Sostegni mirati agli agricoltori, un nuovo regime temporaneo di liquidità della Pac e maggiore flessibilità per l’industria dei fertilizzanti nell’ambito della revisione dell’Ets attesa per luglio. Sono i tre pilastri del piano d’azione sui fertilizzanti adottato dalla Commissione europea, un pacchetto pensato per contenere l’impatto dell’impennata dei costi legata alla crisi in Medio Oriente.
Secondo le stime di Bruxelles, i prezzi dei fertilizzanti risultano oggi circa il 70% più alti rispetto alla media del 2024, un livello che sta mettendo sotto pressione le aziende agricole europee e rischia di compromettere le scelte colturali per le prossime stagioni.

→ **Insieme dei dati**:
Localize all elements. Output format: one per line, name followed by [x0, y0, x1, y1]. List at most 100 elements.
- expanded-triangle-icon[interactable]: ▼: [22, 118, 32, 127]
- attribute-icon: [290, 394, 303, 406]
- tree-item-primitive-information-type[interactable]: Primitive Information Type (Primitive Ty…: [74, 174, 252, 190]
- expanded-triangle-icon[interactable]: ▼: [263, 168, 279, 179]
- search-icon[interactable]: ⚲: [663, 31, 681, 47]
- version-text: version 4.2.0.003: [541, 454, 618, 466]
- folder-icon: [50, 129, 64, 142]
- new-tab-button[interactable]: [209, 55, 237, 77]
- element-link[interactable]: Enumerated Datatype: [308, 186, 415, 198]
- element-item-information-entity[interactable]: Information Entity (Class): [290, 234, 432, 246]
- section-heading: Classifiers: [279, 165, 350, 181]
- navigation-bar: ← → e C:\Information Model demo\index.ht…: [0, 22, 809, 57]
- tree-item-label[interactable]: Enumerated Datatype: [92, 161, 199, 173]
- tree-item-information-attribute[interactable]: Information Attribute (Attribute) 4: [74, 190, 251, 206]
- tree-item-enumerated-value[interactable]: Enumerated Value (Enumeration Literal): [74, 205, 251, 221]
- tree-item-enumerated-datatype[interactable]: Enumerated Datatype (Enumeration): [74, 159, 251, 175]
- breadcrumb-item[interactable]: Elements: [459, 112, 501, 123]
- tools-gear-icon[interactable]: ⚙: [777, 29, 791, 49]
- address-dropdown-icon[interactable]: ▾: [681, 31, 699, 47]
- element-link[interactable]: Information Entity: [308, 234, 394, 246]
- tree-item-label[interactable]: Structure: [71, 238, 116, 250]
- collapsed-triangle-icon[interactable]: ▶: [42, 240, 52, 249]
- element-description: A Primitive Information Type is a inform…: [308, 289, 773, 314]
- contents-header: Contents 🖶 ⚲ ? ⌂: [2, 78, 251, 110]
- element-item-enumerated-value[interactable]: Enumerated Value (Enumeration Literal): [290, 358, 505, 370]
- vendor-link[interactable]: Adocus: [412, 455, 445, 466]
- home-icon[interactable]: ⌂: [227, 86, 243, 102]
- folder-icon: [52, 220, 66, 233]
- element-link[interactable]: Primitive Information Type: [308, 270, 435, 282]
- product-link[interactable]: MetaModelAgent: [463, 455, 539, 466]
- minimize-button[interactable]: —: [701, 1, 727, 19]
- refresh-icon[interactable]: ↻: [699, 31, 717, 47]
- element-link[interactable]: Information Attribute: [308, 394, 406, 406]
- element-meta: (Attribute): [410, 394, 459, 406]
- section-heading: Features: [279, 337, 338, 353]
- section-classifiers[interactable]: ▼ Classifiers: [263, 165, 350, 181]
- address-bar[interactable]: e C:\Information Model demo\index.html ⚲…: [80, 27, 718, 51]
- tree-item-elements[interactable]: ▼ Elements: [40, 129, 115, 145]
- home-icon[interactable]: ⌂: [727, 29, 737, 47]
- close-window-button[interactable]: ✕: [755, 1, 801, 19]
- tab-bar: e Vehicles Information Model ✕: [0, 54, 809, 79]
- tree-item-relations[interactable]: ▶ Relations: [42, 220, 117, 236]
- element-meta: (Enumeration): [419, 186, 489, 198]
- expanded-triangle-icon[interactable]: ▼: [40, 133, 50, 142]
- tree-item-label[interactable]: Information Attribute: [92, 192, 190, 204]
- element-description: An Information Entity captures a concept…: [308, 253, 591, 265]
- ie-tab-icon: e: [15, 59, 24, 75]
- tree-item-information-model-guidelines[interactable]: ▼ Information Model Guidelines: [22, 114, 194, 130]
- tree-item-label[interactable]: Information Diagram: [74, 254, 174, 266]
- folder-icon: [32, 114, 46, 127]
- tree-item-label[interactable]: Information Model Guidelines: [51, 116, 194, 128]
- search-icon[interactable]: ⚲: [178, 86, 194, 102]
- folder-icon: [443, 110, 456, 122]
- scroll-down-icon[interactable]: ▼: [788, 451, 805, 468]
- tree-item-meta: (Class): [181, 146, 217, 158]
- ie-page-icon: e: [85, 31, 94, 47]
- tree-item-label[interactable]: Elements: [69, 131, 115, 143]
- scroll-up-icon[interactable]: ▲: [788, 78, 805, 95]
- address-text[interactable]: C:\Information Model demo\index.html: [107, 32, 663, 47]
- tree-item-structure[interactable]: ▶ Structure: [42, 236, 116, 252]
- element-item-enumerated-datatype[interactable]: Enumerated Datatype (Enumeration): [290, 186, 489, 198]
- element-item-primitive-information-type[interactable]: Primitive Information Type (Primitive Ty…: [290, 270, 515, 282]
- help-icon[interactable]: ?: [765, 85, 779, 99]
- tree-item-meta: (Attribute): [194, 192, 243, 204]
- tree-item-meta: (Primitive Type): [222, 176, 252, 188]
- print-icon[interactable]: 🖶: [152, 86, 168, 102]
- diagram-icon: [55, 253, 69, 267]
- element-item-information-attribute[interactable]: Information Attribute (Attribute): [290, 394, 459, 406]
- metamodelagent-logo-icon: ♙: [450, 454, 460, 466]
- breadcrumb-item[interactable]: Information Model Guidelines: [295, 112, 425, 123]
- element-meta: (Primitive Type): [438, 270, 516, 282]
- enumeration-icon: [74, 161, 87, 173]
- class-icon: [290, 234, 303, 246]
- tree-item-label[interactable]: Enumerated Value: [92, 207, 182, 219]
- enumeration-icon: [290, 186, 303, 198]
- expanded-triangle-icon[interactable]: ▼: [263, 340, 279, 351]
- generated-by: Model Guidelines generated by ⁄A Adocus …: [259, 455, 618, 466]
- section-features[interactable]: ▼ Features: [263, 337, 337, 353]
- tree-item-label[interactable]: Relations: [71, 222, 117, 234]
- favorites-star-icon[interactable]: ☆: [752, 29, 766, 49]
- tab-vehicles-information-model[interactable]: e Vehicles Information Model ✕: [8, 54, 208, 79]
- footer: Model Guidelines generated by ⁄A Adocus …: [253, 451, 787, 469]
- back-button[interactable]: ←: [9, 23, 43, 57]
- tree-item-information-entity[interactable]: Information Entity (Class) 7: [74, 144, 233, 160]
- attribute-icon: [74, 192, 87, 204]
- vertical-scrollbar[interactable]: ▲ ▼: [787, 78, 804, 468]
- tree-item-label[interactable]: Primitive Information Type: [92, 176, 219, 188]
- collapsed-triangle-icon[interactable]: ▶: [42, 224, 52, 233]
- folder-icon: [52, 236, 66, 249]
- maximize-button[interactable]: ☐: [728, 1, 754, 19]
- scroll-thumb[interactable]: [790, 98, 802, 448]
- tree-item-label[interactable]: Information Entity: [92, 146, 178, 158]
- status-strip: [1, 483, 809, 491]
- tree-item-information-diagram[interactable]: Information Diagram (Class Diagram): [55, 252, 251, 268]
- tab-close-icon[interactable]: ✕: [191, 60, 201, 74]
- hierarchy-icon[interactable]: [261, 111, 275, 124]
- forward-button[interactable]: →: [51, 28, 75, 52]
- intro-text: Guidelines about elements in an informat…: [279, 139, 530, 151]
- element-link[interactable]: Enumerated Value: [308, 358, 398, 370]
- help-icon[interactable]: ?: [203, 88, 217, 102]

→ **Istruzioni dei compiti**:
(a) In base al testo sul piano per i fertilizzanti, risponda alle seguenti domande:
(i) Quanti pilastri compongono il piano d'azione adottato dalla Commissione europea?
(ii) Di quanto sono più alti oggi i prezzi dei fertilizzanti rispetto alla media del 2024, secondo le stime di Bruxelles?
(iii) Per quale mese è attesa la revisione dell'Ets?
(b) Riscriva tutto ciò che va da "Sostegni mirati agli" fino a "in Medio Oriente." nel testo sul piano per i fertilizzanti, sostituendo "Commissione europea" con "Commissione Ue".

→ **Risposte ai compiti**:
(a)
(i) Tre.
(ii) Circa il 70%.
(iii) Luglio.

(b)
Sostegni mirati agli agricoltori, un nuovo regime temporaneo di liquidità della Pac e maggiore flessibilità per l’industria dei fertilizzanti nell’ambito della revisione dell’Ets attesa per luglio. Sono i tre pilastri del piano d’azione sui fertilizzanti adottato dalla Commissione Ue, un pacchetto pensato per contenere l’impatto dell’impennata dei costi legata alla crisi in Medio Oriente.